Written request:
Go through the records line by line and work out how many lines hold the word "Office". Answer with the number only.

Records provided:
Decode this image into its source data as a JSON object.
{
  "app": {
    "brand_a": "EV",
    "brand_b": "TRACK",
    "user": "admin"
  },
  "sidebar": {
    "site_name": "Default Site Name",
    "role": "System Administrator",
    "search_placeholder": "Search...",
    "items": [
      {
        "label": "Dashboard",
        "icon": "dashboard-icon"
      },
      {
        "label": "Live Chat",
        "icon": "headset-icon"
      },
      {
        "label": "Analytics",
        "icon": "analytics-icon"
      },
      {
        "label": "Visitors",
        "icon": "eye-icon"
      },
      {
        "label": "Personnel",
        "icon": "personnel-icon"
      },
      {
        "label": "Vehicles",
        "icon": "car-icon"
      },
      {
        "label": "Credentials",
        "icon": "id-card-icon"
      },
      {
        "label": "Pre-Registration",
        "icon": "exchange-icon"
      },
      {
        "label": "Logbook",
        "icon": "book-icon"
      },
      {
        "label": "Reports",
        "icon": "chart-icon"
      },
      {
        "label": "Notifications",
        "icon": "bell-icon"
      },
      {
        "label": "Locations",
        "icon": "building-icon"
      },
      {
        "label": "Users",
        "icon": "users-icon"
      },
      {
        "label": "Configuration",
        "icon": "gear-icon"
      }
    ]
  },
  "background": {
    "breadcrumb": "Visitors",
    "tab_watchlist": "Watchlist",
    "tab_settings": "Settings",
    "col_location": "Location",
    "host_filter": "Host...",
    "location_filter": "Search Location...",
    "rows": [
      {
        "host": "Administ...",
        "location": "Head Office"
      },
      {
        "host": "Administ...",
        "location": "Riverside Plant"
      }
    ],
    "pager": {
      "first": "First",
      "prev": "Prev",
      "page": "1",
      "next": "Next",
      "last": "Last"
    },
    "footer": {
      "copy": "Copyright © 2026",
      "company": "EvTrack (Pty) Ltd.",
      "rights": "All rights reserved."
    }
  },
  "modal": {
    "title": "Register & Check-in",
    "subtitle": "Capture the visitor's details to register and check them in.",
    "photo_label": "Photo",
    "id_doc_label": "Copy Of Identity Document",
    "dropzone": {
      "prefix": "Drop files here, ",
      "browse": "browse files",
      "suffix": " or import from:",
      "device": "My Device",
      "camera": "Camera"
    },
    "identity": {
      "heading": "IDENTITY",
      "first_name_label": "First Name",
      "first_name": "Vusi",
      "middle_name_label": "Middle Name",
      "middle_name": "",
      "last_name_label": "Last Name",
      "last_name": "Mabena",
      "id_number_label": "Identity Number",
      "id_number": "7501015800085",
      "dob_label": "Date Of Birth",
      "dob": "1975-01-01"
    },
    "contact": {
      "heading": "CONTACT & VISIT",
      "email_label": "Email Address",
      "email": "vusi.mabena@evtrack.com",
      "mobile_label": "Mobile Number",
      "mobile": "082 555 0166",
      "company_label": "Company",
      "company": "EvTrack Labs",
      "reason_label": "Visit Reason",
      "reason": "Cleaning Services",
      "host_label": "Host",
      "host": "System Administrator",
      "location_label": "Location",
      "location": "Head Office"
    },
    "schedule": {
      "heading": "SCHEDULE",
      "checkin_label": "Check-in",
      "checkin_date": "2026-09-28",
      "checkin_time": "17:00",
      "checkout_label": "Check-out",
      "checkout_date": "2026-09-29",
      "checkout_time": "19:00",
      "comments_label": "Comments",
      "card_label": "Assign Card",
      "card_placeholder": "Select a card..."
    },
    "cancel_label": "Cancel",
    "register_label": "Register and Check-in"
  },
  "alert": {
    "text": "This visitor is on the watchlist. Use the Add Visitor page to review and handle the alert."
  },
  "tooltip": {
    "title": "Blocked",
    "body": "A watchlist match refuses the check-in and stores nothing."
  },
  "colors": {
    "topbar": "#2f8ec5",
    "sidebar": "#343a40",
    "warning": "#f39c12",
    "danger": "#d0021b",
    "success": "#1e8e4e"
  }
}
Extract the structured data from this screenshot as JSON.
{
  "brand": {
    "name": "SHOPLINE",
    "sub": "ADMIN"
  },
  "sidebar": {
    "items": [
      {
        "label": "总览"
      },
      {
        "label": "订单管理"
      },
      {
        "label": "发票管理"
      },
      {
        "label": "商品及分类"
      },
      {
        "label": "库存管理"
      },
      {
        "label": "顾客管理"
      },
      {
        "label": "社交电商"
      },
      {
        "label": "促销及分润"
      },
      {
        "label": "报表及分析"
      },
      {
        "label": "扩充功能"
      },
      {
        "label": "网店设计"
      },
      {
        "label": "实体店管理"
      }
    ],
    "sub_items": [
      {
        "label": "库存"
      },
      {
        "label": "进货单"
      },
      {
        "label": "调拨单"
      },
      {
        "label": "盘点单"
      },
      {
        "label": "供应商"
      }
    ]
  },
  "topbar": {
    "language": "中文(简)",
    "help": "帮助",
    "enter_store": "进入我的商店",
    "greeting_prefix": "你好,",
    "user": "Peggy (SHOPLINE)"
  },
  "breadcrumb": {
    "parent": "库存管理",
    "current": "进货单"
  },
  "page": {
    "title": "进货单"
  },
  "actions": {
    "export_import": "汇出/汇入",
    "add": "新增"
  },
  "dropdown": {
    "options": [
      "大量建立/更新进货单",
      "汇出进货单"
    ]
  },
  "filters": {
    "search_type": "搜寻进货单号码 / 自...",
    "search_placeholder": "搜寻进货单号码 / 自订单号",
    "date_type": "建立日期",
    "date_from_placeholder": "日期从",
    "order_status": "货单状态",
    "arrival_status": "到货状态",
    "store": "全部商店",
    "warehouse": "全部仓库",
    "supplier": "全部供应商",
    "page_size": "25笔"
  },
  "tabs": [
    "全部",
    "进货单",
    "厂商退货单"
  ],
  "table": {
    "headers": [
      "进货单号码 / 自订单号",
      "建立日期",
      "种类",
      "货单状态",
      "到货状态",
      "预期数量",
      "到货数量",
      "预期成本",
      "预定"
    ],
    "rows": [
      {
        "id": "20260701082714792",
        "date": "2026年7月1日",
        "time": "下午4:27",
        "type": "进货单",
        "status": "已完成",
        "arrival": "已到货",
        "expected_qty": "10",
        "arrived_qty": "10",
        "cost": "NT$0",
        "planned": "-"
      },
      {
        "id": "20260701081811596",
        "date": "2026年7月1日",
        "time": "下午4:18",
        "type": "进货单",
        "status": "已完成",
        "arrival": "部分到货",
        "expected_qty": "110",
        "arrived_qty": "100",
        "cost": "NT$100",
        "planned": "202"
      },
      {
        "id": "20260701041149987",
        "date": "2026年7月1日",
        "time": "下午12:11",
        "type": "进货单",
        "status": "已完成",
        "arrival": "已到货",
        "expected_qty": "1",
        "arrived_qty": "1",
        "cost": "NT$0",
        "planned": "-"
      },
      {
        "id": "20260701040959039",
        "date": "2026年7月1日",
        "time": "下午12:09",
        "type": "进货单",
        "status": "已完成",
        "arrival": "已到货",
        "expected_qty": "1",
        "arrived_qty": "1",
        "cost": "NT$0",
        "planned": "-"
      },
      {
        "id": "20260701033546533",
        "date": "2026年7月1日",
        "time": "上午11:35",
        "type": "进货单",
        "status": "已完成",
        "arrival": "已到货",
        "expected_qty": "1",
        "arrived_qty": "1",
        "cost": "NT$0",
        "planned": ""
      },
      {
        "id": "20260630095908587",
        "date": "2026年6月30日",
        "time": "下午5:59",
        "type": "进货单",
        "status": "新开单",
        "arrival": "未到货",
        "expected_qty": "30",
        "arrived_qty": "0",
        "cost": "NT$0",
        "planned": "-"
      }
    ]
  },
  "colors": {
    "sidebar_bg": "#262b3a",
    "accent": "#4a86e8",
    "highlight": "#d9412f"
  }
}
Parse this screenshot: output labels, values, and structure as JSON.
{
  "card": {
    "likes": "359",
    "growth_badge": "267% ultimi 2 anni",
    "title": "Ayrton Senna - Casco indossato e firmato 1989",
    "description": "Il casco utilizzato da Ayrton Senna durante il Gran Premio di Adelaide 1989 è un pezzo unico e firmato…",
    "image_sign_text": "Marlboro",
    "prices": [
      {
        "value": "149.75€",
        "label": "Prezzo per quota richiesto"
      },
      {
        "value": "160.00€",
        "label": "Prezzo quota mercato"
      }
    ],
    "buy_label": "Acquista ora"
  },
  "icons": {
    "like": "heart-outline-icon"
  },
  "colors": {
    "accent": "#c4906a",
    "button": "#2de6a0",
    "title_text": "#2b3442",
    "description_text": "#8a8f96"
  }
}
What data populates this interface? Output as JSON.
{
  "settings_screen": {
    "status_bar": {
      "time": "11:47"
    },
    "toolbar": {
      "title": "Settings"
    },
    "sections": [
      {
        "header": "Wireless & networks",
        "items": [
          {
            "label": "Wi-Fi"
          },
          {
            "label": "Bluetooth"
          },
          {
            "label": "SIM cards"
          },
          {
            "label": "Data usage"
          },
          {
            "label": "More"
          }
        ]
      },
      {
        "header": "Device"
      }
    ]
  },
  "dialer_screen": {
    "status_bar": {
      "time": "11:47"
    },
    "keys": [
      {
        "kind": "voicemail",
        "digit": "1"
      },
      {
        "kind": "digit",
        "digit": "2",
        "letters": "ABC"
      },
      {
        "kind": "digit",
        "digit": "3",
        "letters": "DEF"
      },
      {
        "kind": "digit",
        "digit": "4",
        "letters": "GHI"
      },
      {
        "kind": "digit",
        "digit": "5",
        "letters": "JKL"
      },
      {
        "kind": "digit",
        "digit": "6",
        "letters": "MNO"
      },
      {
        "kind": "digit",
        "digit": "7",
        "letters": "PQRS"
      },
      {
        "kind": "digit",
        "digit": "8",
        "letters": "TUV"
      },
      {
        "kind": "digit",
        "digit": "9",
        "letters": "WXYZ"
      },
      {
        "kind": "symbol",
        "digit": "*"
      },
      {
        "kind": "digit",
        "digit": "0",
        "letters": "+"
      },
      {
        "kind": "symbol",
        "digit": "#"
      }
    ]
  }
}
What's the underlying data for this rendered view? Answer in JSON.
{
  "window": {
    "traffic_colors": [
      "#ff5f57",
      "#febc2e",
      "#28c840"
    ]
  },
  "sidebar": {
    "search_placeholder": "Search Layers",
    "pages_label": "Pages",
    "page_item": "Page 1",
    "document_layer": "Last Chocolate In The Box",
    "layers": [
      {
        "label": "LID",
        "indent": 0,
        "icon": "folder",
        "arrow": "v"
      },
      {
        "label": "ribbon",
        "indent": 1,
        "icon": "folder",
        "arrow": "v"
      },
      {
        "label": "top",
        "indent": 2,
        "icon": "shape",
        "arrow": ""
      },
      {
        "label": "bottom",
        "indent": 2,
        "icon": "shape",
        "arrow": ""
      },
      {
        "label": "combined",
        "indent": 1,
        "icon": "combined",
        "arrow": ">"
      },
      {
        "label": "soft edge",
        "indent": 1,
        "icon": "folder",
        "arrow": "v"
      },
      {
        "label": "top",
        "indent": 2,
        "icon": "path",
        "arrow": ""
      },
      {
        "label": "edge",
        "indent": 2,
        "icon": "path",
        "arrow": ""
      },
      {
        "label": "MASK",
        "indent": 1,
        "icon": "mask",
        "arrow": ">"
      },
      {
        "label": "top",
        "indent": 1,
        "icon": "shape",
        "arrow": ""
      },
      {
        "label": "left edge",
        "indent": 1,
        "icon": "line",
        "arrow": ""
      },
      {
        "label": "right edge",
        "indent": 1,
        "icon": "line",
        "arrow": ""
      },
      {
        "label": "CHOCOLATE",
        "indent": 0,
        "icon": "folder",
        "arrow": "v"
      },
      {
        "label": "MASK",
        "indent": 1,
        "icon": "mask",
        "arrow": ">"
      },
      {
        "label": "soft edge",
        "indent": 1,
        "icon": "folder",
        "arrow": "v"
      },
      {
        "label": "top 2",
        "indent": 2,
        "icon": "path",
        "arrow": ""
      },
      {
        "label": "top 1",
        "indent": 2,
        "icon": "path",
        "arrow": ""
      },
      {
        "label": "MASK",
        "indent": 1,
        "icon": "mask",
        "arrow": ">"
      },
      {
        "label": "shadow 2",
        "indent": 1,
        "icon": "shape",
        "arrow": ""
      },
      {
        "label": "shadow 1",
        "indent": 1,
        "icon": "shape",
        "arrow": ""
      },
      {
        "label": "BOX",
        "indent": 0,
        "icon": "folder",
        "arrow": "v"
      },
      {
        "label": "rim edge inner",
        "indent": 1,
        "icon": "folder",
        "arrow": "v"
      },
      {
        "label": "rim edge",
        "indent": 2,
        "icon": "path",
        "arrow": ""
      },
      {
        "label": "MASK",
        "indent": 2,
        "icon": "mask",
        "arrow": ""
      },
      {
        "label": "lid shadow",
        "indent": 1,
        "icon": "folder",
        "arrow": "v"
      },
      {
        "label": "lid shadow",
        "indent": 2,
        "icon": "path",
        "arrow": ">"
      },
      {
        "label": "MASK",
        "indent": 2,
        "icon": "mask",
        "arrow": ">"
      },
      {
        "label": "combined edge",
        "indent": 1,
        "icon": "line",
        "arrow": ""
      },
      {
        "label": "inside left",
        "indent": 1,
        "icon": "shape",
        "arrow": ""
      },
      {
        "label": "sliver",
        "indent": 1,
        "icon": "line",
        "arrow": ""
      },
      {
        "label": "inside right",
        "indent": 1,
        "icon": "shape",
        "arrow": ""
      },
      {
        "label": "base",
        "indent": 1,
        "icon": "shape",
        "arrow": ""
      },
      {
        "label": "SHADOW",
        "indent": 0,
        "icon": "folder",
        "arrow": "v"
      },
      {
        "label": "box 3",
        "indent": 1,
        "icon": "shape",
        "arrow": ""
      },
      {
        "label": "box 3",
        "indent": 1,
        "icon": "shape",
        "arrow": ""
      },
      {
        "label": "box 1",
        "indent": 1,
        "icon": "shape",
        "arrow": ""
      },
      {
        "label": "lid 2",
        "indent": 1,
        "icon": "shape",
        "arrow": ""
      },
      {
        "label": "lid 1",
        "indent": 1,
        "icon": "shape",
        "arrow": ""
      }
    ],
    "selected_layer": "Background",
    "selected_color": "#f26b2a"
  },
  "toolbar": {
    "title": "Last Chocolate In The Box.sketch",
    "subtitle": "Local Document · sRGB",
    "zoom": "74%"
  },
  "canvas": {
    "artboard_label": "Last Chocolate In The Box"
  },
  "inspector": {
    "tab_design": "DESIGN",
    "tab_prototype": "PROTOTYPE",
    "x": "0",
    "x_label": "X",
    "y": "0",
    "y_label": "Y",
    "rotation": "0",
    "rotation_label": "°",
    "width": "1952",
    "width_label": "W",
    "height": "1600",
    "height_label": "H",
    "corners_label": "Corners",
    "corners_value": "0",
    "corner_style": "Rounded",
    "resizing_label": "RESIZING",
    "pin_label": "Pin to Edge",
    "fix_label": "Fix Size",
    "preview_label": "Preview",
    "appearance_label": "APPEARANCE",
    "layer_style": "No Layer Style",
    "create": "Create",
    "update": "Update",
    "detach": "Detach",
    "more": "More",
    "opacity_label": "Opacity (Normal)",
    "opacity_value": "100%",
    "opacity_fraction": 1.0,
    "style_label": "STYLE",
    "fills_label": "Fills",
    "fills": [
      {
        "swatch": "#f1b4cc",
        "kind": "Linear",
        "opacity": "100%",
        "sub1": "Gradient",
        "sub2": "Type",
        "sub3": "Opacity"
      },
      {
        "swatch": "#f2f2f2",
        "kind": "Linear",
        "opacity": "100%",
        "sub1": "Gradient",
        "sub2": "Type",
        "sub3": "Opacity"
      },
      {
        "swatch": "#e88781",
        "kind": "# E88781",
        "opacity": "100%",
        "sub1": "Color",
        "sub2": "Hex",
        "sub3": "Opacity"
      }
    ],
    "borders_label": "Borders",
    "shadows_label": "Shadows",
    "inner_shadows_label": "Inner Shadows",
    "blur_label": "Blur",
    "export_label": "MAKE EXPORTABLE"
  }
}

Answer for this exercise:
2